(Records from a data collection)
======

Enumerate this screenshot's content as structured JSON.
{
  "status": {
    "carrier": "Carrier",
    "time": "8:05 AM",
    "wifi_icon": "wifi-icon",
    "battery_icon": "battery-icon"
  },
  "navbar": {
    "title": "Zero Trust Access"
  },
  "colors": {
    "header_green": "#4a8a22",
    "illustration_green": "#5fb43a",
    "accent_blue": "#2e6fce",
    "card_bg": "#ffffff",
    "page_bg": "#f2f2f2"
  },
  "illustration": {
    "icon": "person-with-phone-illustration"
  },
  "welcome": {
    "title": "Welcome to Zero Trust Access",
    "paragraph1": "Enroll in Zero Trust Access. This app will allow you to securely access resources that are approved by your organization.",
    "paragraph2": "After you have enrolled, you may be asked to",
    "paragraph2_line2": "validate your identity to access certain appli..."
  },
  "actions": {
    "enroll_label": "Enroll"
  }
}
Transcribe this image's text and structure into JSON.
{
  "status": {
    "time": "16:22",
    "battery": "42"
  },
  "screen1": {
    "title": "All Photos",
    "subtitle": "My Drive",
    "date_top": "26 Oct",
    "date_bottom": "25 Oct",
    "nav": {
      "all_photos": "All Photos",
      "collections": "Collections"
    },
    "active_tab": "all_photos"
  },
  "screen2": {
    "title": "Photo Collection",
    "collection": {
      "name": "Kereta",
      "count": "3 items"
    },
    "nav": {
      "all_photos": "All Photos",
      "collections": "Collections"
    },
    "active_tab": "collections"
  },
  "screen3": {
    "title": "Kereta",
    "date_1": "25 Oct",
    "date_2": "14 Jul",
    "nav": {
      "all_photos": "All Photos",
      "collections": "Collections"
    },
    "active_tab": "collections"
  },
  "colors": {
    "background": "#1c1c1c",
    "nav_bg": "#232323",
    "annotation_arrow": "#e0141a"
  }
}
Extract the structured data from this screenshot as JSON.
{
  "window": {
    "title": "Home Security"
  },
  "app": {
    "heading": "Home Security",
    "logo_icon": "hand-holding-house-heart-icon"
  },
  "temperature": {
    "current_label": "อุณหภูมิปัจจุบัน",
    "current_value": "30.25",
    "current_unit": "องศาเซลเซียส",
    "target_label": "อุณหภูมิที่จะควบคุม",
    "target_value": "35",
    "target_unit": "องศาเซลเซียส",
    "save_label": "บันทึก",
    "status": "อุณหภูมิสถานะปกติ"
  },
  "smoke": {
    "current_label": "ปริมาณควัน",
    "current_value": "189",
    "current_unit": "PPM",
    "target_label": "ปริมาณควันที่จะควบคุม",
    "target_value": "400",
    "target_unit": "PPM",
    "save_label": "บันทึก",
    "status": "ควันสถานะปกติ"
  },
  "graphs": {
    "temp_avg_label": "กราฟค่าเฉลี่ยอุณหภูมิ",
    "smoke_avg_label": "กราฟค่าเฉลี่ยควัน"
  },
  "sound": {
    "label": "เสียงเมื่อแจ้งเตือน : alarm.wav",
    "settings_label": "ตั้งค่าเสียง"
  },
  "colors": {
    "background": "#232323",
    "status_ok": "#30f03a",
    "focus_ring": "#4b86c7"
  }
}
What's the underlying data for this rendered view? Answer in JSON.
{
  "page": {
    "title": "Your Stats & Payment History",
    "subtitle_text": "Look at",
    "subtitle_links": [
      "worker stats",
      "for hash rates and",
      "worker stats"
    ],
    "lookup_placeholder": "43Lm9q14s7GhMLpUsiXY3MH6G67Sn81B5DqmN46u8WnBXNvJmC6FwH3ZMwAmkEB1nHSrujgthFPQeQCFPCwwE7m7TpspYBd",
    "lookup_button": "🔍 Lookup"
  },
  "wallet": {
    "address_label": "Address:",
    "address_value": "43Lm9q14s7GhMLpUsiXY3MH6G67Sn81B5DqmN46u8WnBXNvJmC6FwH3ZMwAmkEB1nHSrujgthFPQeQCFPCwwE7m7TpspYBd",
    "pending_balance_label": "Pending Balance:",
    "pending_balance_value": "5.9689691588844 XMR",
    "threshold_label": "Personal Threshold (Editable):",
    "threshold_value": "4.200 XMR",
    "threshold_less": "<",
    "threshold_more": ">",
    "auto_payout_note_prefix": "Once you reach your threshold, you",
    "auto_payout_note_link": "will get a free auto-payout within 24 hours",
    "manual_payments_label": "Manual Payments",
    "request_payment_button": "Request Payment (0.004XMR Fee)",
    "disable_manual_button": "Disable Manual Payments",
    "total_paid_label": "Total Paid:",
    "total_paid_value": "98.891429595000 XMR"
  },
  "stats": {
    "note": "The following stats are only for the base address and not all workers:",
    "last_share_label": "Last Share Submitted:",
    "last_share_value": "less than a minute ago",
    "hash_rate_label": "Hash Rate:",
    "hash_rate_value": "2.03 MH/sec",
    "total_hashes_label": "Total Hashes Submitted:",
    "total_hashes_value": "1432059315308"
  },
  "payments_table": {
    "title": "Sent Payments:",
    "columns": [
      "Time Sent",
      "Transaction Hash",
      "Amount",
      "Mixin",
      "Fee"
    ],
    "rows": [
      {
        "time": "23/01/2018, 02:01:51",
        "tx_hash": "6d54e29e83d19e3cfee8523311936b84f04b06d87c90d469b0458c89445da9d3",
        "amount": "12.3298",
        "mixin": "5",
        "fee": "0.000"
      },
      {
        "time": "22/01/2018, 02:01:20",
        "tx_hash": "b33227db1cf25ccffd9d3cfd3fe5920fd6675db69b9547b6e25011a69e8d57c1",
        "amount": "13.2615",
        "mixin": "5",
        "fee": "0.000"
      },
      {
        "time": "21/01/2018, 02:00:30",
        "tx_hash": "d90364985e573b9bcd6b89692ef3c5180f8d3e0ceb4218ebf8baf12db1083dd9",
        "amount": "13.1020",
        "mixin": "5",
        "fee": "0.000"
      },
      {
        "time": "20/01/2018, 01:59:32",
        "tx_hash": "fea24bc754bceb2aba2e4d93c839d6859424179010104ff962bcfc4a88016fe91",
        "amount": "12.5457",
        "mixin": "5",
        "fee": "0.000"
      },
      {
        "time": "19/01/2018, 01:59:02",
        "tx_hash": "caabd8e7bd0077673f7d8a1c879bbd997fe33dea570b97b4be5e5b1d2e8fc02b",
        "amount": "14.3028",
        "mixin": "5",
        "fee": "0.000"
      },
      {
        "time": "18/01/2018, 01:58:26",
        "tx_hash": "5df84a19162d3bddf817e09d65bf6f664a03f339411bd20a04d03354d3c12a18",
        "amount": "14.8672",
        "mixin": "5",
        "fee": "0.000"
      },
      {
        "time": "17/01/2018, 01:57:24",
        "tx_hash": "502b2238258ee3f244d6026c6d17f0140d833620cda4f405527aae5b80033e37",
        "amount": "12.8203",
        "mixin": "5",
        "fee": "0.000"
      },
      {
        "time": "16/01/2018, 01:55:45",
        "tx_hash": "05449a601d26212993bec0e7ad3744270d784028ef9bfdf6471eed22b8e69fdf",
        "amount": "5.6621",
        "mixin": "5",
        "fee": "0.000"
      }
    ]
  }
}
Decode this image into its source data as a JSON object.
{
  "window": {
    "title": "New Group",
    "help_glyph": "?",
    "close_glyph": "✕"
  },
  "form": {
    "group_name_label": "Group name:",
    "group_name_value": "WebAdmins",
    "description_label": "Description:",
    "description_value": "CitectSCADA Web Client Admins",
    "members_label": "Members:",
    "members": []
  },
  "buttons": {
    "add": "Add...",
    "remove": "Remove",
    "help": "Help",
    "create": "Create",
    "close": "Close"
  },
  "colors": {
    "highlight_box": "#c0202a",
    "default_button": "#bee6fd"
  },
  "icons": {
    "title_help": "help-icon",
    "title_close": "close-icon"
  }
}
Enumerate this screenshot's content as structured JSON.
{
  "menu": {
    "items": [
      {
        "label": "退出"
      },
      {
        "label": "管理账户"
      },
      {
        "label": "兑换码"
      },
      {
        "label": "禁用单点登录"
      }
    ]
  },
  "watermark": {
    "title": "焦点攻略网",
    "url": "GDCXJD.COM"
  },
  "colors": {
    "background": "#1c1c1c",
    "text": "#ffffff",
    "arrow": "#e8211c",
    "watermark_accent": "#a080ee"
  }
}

======

CHALLENGE.
Look through the entries above and count each line holding "จะควบค"; report the count alone.

TASK RESPONSE.
2